───── DATA SUPPLIED
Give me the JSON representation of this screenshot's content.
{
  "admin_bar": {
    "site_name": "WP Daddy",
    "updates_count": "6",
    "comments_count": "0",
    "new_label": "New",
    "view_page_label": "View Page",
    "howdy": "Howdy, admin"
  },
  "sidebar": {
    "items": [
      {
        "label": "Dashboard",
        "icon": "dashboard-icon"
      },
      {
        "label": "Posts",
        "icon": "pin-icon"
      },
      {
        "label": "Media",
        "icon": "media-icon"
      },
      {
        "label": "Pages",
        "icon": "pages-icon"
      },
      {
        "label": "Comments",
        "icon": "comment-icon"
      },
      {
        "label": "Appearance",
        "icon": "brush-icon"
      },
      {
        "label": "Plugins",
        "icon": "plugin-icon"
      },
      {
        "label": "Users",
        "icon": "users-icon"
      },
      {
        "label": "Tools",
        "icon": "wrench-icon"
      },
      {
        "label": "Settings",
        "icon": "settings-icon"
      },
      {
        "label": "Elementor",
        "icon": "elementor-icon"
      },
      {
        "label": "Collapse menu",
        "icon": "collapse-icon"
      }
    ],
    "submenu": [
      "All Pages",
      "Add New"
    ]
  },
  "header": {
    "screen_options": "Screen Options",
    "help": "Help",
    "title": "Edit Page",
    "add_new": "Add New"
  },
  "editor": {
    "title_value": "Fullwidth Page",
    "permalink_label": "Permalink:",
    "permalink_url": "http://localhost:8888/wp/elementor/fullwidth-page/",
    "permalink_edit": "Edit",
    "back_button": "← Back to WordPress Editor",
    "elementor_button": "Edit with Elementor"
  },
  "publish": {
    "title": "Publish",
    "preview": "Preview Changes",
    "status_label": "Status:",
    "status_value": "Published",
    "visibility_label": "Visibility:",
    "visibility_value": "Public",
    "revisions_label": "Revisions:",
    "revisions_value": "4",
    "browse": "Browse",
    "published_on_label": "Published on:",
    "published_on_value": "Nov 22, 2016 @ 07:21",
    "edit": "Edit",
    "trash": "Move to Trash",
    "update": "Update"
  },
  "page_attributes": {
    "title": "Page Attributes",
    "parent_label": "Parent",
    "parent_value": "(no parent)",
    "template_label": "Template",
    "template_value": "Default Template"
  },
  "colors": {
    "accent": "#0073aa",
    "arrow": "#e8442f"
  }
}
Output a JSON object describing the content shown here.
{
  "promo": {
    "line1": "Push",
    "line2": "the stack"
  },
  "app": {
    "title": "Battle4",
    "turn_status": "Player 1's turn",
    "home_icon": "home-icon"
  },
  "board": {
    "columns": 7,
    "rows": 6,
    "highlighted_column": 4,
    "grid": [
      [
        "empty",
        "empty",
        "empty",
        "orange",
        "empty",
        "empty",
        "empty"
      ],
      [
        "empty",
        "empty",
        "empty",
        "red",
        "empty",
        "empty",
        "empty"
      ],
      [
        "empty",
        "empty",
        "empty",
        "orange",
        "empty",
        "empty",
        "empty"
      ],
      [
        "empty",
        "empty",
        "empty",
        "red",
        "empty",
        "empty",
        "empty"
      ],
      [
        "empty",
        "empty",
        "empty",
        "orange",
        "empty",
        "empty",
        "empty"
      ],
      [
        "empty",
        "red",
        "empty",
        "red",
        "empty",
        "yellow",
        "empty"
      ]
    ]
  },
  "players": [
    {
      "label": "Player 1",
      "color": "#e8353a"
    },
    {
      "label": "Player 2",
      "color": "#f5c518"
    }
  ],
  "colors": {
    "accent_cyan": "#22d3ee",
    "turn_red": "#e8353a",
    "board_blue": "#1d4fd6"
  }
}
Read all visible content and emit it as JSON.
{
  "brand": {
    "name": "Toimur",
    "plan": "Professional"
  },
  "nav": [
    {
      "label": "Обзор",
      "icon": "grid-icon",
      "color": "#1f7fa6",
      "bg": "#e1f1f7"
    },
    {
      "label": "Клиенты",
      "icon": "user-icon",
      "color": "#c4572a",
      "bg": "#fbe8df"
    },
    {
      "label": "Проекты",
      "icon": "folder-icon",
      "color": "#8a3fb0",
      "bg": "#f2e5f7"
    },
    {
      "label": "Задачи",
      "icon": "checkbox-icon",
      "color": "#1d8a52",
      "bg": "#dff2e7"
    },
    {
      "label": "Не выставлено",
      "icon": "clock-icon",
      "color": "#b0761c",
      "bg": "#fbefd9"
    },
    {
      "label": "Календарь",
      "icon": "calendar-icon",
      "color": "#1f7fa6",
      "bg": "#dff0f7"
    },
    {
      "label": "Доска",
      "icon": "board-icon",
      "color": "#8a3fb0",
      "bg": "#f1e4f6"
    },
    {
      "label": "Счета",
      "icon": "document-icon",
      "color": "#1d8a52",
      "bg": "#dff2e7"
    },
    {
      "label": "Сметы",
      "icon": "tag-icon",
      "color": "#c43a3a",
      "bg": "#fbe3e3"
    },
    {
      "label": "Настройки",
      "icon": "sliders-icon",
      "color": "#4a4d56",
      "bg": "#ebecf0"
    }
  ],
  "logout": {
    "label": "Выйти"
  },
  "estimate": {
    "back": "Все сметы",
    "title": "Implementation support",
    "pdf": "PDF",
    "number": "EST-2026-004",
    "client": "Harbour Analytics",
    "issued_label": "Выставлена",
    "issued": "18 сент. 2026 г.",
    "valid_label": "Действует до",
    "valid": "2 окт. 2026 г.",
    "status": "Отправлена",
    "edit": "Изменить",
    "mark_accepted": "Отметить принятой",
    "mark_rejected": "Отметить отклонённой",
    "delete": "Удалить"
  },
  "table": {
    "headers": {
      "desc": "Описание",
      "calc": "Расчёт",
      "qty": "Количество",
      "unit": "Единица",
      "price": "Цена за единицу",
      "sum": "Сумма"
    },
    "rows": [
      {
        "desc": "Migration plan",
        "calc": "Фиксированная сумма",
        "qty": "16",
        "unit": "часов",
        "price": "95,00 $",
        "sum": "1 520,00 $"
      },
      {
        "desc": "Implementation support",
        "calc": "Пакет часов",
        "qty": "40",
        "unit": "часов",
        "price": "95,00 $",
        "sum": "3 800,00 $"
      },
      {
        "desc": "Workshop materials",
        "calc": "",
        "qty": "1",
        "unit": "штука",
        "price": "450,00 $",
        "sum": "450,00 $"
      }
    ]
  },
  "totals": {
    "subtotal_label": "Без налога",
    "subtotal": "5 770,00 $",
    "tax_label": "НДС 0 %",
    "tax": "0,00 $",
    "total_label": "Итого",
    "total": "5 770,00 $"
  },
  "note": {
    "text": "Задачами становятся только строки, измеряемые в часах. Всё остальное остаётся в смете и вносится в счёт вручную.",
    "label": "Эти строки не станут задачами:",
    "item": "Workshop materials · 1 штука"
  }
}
──────────
Copy every line that contains the string "строки".

    "text": "Задачами становятся только строки, измеряемые в часах. Всё остальное остаётся в смете и вносится в счёт вручную.",
    "label": "Эти строки не станут задачами:",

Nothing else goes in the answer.